Available data:
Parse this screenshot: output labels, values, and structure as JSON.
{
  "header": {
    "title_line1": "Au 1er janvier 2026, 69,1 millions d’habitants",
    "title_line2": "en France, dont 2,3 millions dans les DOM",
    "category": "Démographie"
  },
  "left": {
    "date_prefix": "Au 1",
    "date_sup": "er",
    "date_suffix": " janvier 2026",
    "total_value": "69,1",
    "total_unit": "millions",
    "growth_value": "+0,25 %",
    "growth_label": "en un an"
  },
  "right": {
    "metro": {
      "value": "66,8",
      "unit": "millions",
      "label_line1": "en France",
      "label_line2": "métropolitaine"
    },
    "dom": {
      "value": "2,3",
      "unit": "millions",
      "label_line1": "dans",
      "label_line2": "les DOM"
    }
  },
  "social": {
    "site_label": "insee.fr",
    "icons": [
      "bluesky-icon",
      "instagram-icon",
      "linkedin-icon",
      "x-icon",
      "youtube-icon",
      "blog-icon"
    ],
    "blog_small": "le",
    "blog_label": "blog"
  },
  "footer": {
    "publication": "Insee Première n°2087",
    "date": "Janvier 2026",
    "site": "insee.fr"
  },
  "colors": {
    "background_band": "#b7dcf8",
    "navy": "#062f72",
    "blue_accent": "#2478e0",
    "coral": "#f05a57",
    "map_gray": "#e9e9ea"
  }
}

Problem description: Reproduce the records above exactly.

Task response:
Parse this screenshot: output labels, values, and structure as JSON.
{
  "header": {
    "title_line1": "Au 1er janvier 2026, 69,1 millions d’habitants",
    "title_line2": "en France, dont 2,3 millions dans les DOM",
    "category": "Démographie"
  },
  "left": {
    "date_prefix": "Au 1",
    "date_sup": "er",
    "date_suffix": " janvier 2026",
    "total_value": "69,1",
    "total_unit": "millions",
    "growth_value": "+0,25 %",
    "growth_label": "en un an"
  },
  "right": {
    "metro": {
      "value": "66,8",
      "unit": "millions",
      "label_line1": "en France",
      "label_line2": "métropolitaine"
    },
    "dom": {
      "value": "2,3",
      "unit": "millions",
      "label_line1": "dans",
      "label_line2": "les DOM"
    }
  },
  "social": {
    "site_label": "insee.fr",
    "icons": [
      "bluesky-icon",
      "instagram-icon",
      "linkedin-icon",
      "x-icon",
      "youtube-icon",
      "blog-icon"
    ],
    "blog_small": "le",
    "blog_label": "blog"
  },
  "footer": {
    "publication": "Insee Première n°2087",
    "date": "Janvier 2026",
    "site": "insee.fr"
  },
  "colors": {
    "background_band": "#b7dcf8",
    "navy": "#062f72",
    "blue_accent": "#2478e0",
    "coral": "#f05a57",
    "map_gray": "#e9e9ea"
  }
}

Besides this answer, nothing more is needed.